_INSTRUCTION_
Write the data out again exactly, with no pictures.

BEGIN

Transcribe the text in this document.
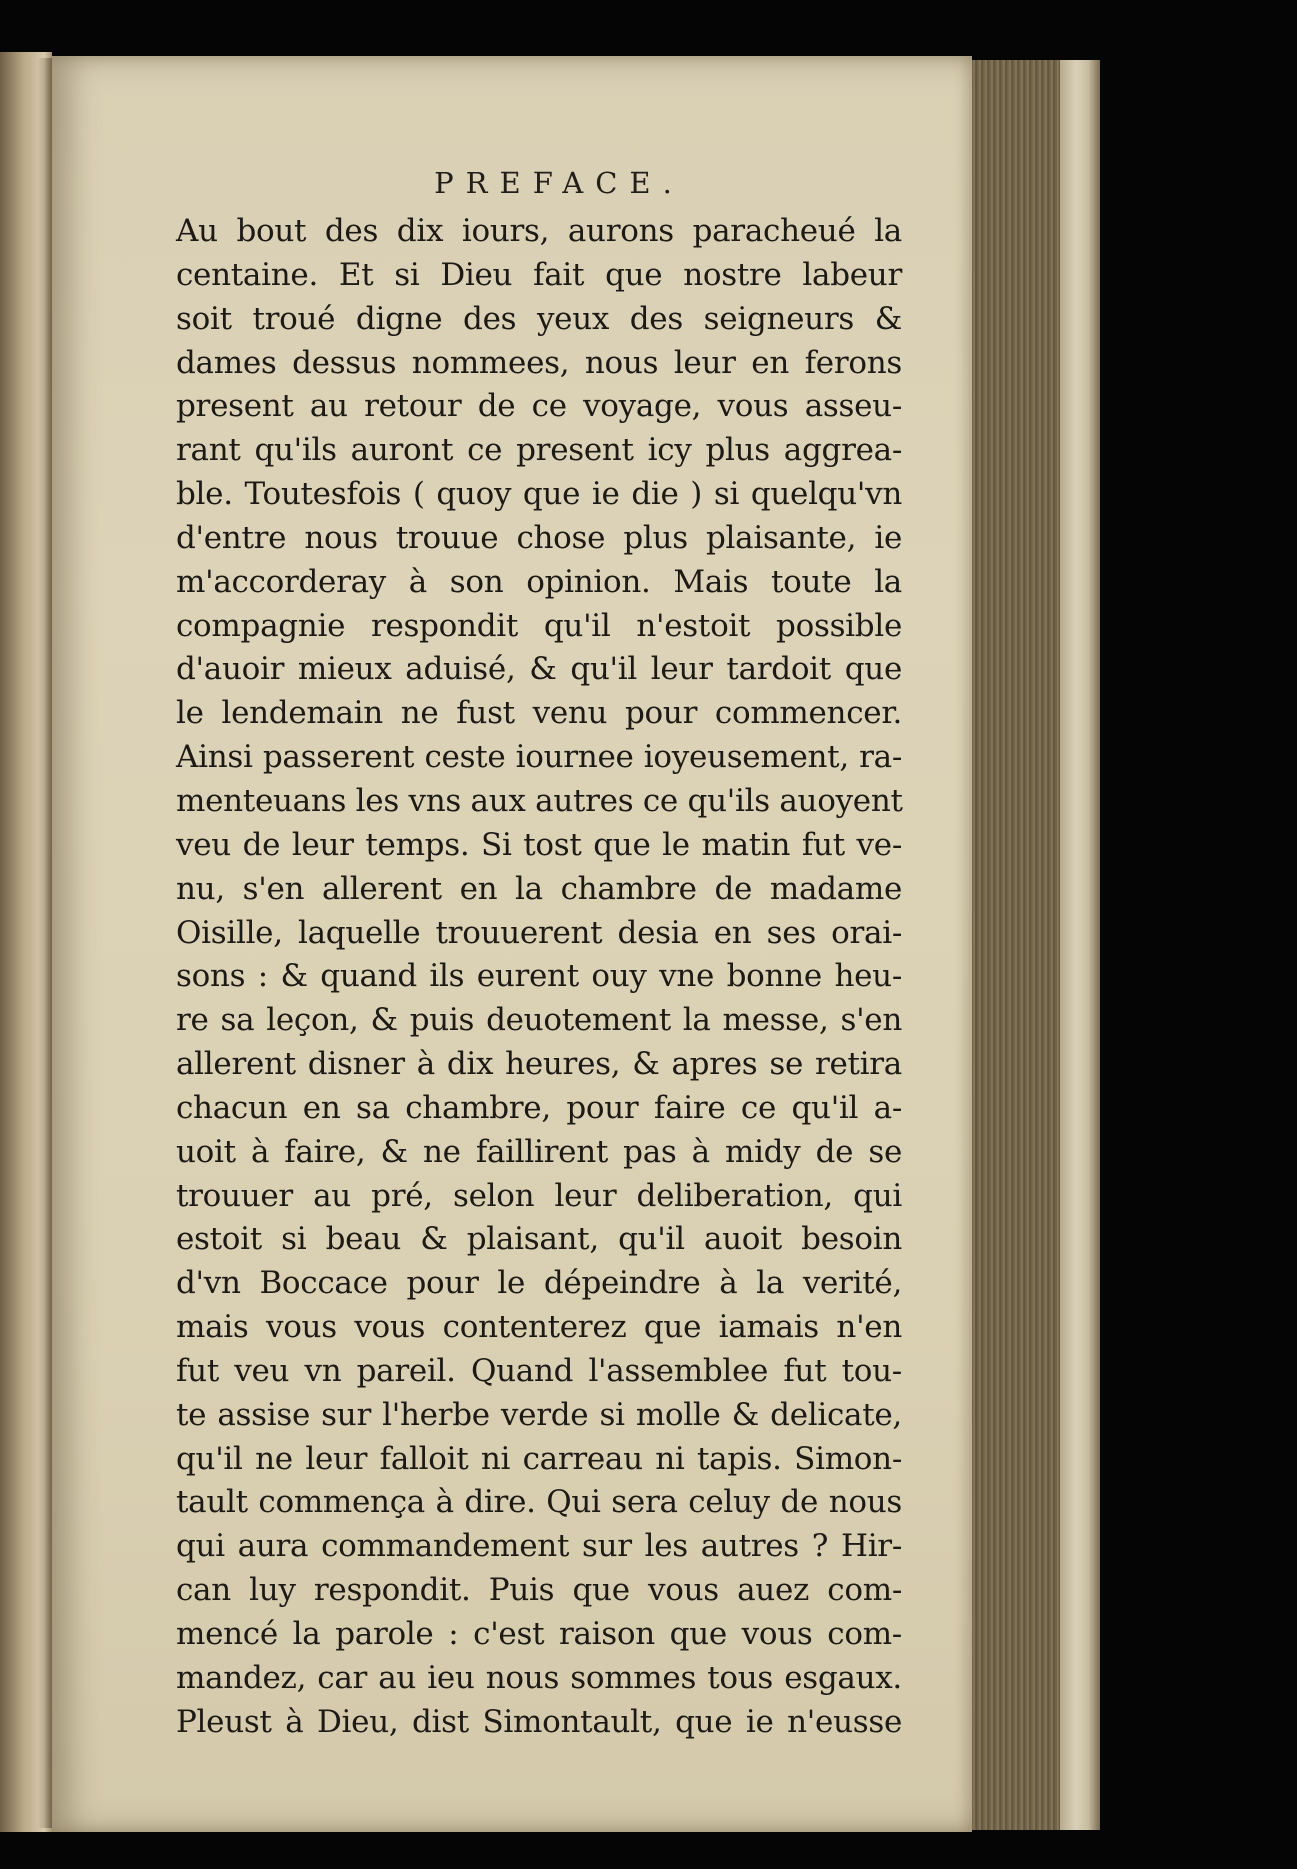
PREFACE.
Au bout des dix iours, aurons paracheué la
centaine. Et si Dieu fait que nostre labeur
soit troué digne des yeux des seigneurs &
dames dessus nommees, nous leur en ferons
present au retour de ce voyage, vous asseu-
rant qu'ils auront ce present icy plus aggrea-
ble. Toutesfois ( quoy que ie die ) si quelqu'vn
d'entre nous trouue chose plus plaisante, ie
m'accorderay à son opinion. Mais toute la
compagnie respondit qu'il n'estoit possible
d'auoir mieux aduisé, & qu'il leur tardoit que
le lendemain ne fust venu pour commencer.
Ainsi passerent ceste iournee ioyeusement, ra-
menteuans les vns aux autres ce qu'ils auoyent
veu de leur temps. Si tost que le matin fut ve-
nu, s'en allerent en la chambre de madame
Oisille, laquelle trouuerent desia en ses orai-
sons : & quand ils eurent ouy vne bonne heu-
re sa leçon, & puis deuotement la messe, s'en
allerent disner à dix heures, & apres se retira
chacun en sa chambre, pour faire ce qu'il a-
uoit à faire, & ne faillirent pas à midy de se
trouuer au pré, selon leur deliberation, qui
estoit si beau & plaisant, qu'il auoit besoin
d'vn Boccace pour le dépeindre à la verité,
mais vous vous contenterez que iamais n'en
fut veu vn pareil. Quand l'assemblee fut tou-
te assise sur l'herbe verde si molle & delicate,
qu'il ne leur falloit ni carreau ni tapis. Simon-
tault commença à dire. Qui sera celuy de nous
qui aura commandement sur les autres ? Hir-
can luy respondit. Puis que vous auez com-
mencé la parole : c'est raison que vous com-
mandez, car au ieu nous sommes tous esgaux.
Pleust à Dieu, dist Simontault, que ie n'eusse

END

_EXERCISE ANSWER_
Transcribe the text in this document.
PREFACE.
Au bout des dix iours, aurons paracheué la
centaine. Et si Dieu fait que nostre labeur
soit troué digne des yeux des seigneurs &
dames dessus nommees, nous leur en ferons
present au retour de ce voyage, vous asseu-
rant qu'ils auront ce present icy plus aggrea-
ble. Toutesfois ( quoy que ie die ) si quelqu'vn
d'entre nous trouue chose plus plaisante, ie
m'accorderay à son opinion. Mais toute la
compagnie respondit qu'il n'estoit possible
d'auoir mieux aduisé, & qu'il leur tardoit que
le lendemain ne fust venu pour commencer.
Ainsi passerent ceste iournee ioyeusement, ra-
menteuans les vns aux autres ce qu'ils auoyent
veu de leur temps. Si tost que le matin fut ve-
nu, s'en allerent en la chambre de madame
Oisille, laquelle trouuerent desia en ses orai-
sons : & quand ils eurent ouy vne bonne heu-
re sa leçon, & puis deuotement la messe, s'en
allerent disner à dix heures, & apres se retira
chacun en sa chambre, pour faire ce qu'il a-
uoit à faire, & ne faillirent pas à midy de se
trouuer au pré, selon leur deliberation, qui
estoit si beau & plaisant, qu'il auoit besoin
d'vn Boccace pour le dépeindre à la verité,
mais vous vous contenterez que iamais n'en
fut veu vn pareil. Quand l'assemblee fut tou-
te assise sur l'herbe verde si molle & delicate,
qu'il ne leur falloit ni carreau ni tapis. Simon-
tault commença à dire. Qui sera celuy de nous
qui aura commandement sur les autres ? Hir-
can luy respondit. Puis que vous auez com-
mencé la parole : c'est raison que vous com-
mandez, car au ieu nous sommes tous esgaux.
Pleust à Dieu, dist Simontault, que ie n'eusse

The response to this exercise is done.